> Given exercise:
Lines before the one containing "Extract the structured" are excluded; reproduce that line and all lines after it in the entries below, exactly.

START Task input

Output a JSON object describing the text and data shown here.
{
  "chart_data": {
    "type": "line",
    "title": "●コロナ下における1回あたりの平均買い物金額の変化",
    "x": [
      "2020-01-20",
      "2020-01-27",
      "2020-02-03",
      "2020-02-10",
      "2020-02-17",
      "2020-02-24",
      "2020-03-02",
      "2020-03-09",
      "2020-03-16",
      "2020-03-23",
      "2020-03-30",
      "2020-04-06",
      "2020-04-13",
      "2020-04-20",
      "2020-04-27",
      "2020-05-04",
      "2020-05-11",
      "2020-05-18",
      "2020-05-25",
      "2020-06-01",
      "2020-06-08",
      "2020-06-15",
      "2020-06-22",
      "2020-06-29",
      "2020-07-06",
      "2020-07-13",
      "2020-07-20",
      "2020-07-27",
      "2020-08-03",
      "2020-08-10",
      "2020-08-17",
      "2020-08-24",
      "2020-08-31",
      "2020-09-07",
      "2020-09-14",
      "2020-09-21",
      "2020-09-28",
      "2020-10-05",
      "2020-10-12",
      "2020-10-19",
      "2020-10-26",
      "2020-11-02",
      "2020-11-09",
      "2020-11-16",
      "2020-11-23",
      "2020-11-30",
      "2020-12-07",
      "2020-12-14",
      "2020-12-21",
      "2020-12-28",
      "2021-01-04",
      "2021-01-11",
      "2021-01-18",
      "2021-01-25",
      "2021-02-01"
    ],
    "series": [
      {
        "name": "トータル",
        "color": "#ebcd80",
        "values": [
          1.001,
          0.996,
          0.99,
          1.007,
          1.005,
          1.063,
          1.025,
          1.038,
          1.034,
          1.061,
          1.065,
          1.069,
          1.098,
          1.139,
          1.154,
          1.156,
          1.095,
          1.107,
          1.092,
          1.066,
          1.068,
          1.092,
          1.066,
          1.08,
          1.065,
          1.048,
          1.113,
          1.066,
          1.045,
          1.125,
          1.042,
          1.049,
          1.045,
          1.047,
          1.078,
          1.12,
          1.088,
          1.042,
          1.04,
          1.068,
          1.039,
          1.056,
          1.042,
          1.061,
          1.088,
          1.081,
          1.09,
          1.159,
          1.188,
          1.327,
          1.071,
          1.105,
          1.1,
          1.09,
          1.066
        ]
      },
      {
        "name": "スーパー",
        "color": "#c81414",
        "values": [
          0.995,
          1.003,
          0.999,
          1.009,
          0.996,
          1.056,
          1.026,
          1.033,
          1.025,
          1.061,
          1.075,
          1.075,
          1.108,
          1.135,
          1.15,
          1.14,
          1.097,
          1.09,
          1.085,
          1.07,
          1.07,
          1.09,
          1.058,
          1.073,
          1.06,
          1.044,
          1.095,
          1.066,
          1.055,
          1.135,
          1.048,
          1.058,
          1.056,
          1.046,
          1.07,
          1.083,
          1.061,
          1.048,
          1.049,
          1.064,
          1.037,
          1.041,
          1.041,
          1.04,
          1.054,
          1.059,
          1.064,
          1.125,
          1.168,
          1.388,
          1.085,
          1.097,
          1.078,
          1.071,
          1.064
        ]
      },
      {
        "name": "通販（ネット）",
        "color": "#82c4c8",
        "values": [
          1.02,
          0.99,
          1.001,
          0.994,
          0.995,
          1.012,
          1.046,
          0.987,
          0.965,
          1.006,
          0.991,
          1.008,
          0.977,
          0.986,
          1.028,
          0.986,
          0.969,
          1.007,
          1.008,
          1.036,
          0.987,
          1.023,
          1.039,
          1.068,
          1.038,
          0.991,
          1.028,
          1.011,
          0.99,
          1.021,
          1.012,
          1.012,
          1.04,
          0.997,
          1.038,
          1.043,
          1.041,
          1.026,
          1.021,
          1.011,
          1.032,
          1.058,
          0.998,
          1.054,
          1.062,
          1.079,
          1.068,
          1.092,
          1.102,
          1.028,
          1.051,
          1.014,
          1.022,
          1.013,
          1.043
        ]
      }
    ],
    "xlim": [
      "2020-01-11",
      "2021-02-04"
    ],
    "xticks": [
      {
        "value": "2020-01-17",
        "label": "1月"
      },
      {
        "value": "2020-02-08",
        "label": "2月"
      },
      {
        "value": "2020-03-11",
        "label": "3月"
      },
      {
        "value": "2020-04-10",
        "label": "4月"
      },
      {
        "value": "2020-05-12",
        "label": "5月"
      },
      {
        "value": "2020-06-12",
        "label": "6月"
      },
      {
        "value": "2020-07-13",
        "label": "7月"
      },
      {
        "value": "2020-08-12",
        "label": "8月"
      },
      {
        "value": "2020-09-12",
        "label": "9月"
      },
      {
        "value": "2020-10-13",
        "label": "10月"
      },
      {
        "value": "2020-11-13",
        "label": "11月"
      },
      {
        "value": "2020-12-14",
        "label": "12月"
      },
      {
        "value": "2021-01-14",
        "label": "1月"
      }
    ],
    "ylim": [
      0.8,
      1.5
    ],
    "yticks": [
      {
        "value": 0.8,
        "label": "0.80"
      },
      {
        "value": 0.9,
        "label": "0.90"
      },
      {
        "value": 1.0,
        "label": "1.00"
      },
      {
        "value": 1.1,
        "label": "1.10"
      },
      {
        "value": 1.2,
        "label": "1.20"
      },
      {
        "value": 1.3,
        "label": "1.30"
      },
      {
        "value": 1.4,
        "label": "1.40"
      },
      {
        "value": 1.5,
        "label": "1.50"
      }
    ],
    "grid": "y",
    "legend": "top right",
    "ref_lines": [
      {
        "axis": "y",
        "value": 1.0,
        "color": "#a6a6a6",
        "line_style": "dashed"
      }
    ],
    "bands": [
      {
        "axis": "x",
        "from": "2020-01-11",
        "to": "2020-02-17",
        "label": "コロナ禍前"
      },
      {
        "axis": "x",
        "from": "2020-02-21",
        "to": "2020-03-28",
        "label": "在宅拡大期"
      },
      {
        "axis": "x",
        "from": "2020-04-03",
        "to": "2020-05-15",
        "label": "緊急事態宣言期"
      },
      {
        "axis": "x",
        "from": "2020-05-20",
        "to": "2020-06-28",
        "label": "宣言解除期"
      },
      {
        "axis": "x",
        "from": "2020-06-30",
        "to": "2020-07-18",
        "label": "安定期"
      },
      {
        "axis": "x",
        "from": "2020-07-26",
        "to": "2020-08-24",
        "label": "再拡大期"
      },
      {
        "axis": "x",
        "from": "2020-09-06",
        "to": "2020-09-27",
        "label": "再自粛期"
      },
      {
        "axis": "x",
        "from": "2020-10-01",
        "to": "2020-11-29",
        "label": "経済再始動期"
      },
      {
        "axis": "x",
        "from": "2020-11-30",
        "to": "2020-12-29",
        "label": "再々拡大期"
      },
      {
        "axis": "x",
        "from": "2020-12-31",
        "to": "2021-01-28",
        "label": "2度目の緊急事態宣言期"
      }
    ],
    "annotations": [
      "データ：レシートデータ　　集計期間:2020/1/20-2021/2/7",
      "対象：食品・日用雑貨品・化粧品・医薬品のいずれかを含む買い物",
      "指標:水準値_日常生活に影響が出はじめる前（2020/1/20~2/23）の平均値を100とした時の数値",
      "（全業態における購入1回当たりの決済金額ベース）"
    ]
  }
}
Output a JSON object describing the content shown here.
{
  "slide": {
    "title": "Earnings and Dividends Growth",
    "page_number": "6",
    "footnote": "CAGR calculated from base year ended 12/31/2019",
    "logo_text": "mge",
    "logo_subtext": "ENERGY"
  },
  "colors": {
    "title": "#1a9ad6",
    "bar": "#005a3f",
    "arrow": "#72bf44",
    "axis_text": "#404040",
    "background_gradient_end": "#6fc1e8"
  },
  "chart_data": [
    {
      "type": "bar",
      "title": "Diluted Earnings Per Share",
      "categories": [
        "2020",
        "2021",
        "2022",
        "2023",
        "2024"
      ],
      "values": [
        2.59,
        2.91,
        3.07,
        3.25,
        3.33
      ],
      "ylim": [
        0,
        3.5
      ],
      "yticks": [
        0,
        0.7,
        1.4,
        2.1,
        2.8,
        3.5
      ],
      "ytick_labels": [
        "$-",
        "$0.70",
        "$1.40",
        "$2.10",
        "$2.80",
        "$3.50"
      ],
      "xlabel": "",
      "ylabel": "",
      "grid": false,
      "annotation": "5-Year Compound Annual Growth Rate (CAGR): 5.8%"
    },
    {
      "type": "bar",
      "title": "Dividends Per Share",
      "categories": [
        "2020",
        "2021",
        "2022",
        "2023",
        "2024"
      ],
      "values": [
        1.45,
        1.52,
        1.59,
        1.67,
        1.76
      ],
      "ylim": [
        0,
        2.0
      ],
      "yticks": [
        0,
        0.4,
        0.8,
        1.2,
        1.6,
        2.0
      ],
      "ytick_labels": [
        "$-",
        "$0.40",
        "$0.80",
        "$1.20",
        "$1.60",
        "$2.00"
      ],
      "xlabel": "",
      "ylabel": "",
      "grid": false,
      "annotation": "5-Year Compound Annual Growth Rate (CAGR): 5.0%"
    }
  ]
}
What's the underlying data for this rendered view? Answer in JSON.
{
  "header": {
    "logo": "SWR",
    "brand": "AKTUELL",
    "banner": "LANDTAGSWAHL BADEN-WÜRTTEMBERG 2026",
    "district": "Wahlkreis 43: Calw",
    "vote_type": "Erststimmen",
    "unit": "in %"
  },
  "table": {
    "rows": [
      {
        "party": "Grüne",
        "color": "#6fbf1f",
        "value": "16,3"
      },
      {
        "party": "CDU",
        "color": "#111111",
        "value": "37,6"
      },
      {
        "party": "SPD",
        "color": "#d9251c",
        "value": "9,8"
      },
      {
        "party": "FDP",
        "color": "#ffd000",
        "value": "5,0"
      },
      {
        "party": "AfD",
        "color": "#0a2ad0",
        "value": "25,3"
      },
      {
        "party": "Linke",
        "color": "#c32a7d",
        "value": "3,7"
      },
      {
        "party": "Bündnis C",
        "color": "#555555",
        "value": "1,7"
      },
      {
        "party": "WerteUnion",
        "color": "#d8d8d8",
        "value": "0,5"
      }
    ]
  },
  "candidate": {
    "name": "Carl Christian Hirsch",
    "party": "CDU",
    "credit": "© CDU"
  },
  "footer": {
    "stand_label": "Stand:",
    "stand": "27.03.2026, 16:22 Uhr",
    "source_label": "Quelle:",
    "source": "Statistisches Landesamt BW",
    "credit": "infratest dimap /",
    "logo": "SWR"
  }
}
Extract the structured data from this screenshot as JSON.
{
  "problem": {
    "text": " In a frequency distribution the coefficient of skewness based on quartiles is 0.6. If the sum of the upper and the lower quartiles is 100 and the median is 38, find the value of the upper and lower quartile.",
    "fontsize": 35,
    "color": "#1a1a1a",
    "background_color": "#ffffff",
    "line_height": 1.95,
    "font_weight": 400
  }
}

END Task input

> Solution to this task:
Extract the structured data from this screenshot as JSON.
{
  "problem": {
    "text": " In a frequency distribution the coefficient of skewness based on quartiles is 0.6. If the sum of the upper and the lower quartiles is 100 and the median is 38, find the value of the upper and lower quartile.",
    "fontsize": 35,
    "color": "#1a1a1a",
    "background_color": "#ffffff",
    "line_height": 1.95,
    "font_weight": 400
  }
}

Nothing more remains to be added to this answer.